- _PROBLEM TO SOLVE_
Leave out the pictures and repeat the data exactly.
*** DATA TO PROCESS ***
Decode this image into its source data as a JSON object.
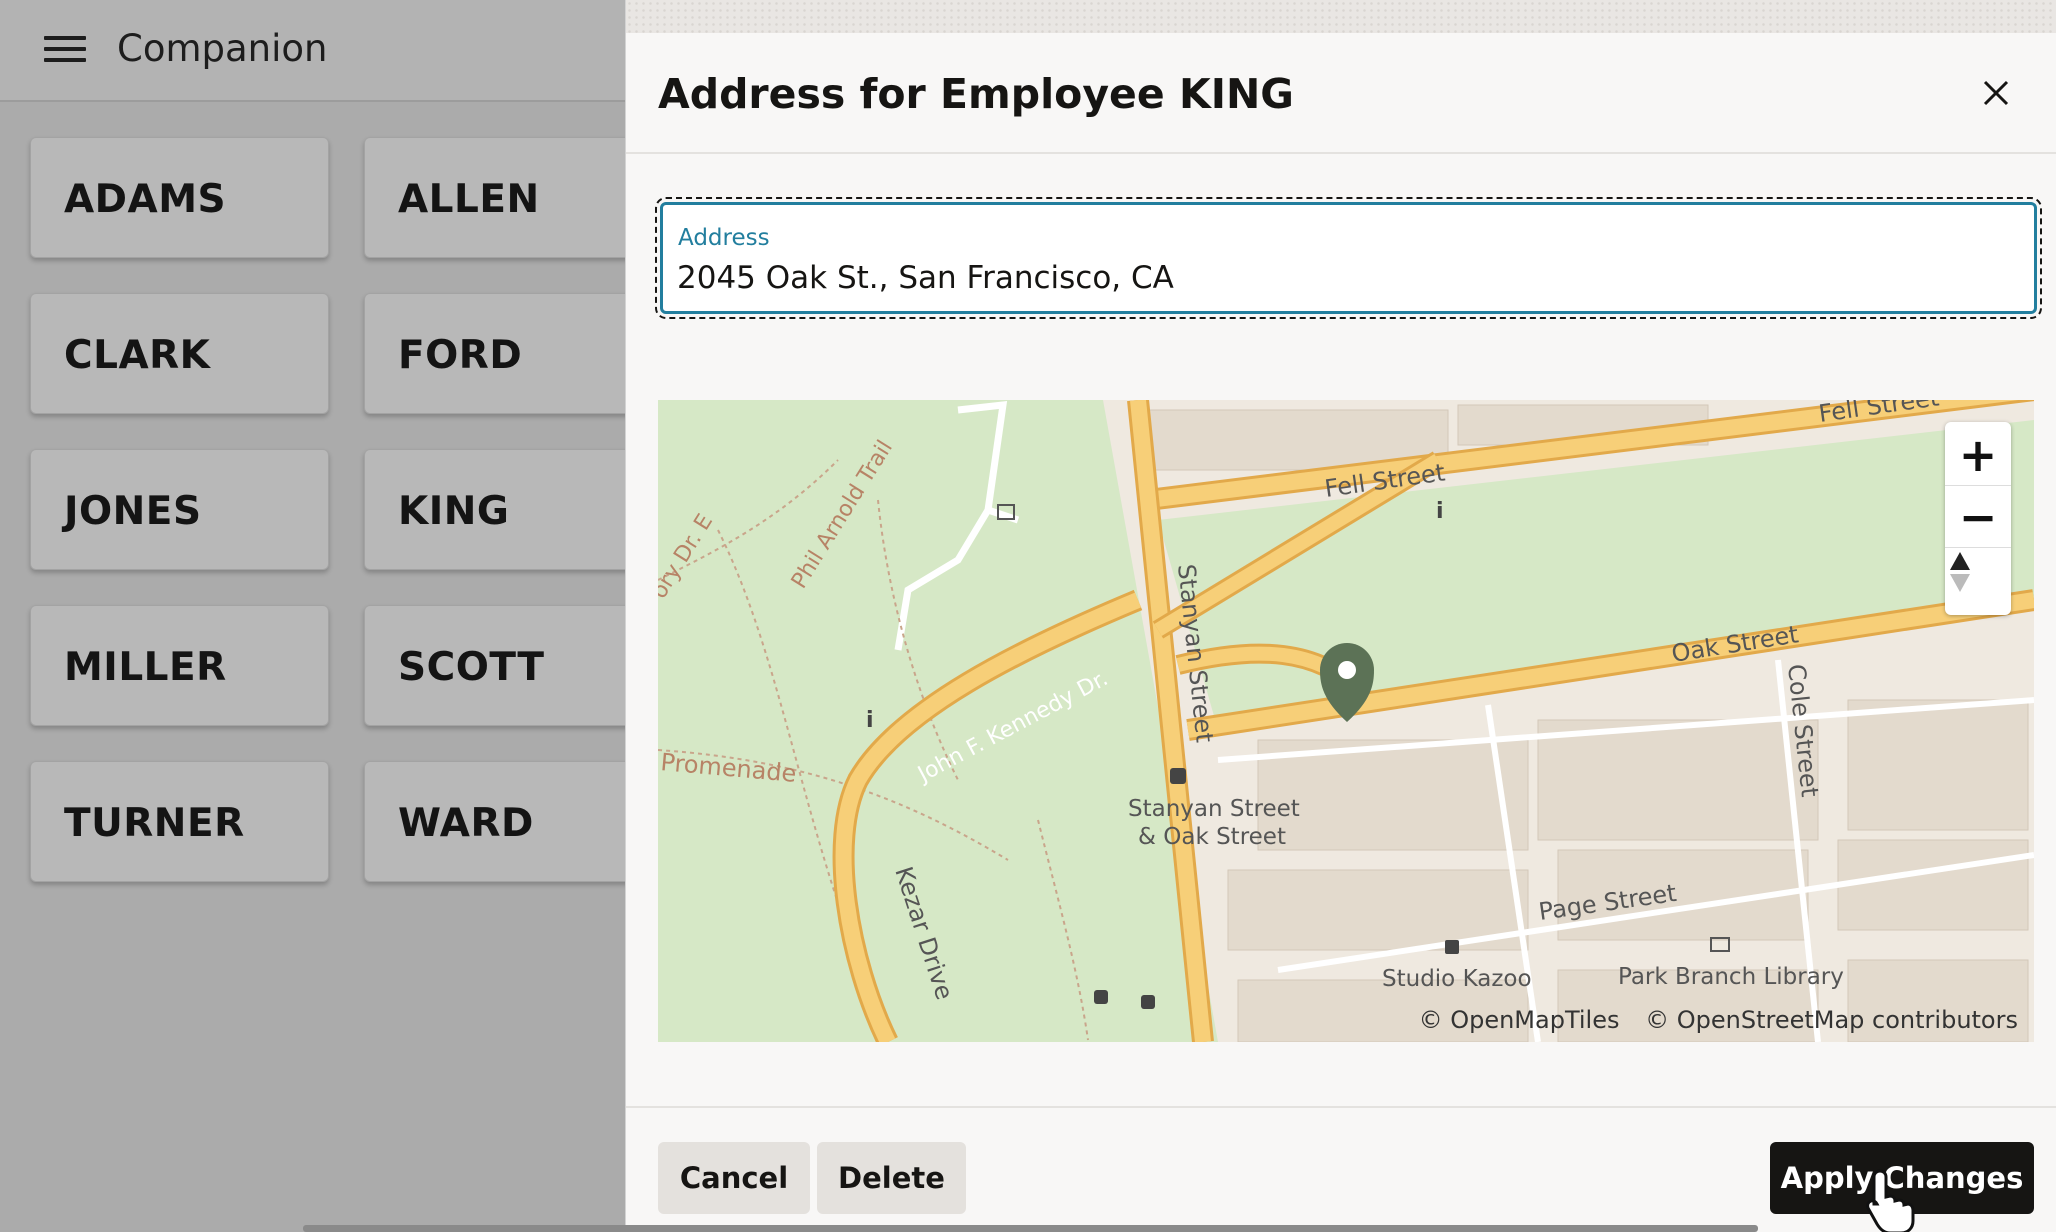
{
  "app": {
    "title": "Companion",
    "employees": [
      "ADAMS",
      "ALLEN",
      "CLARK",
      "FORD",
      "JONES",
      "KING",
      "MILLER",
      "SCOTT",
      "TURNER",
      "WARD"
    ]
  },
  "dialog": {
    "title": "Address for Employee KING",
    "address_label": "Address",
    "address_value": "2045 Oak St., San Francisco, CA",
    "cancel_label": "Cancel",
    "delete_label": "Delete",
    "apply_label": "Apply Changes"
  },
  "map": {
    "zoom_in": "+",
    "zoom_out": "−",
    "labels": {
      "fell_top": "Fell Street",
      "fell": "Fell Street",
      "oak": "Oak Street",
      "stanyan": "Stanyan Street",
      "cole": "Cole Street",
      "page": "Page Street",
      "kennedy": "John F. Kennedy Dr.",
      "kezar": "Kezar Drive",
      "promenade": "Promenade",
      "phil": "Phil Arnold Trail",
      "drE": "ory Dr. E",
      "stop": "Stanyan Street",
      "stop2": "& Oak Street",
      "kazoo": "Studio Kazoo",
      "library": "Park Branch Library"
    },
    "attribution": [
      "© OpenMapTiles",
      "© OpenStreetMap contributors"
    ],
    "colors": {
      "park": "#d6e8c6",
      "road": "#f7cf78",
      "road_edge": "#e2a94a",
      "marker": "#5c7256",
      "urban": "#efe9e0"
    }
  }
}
***
- _TASK SOLUTION_
Decode this image into its source data as a JSON object.
{
  "app": {
    "title": "Companion",
    "employees": [
      "ADAMS",
      "ALLEN",
      "CLARK",
      "FORD",
      "JONES",
      "KING",
      "MILLER",
      "SCOTT",
      "TURNER",
      "WARD"
    ]
  },
  "dialog": {
    "title": "Address for Employee KING",
    "address_label": "Address",
    "address_value": "2045 Oak St., San Francisco, CA",
    "cancel_label": "Cancel",
    "delete_label": "Delete",
    "apply_label": "Apply Changes"
  },
  "map": {
    "zoom_in": "+",
    "zoom_out": "−",
    "labels": {
      "fell_top": "Fell Street",
      "fell": "Fell Street",
      "oak": "Oak Street",
      "stanyan": "Stanyan Street",
      "cole": "Cole Street",
      "page": "Page Street",
      "kennedy": "John F. Kennedy Dr.",
      "kezar": "Kezar Drive",
      "promenade": "Promenade",
      "phil": "Phil Arnold Trail",
      "drE": "ory Dr. E",
      "stop": "Stanyan Street",
      "stop2": "& Oak Street",
      "kazoo": "Studio Kazoo",
      "library": "Park Branch Library"
    },
    "attribution": [
      "© OpenMapTiles",
      "© OpenStreetMap contributors"
    ],
    "colors": {
      "park": "#d6e8c6",
      "road": "#f7cf78",
      "road_edge": "#e2a94a",
      "marker": "#5c7256",
      "urban": "#efe9e0"
    }
  }
}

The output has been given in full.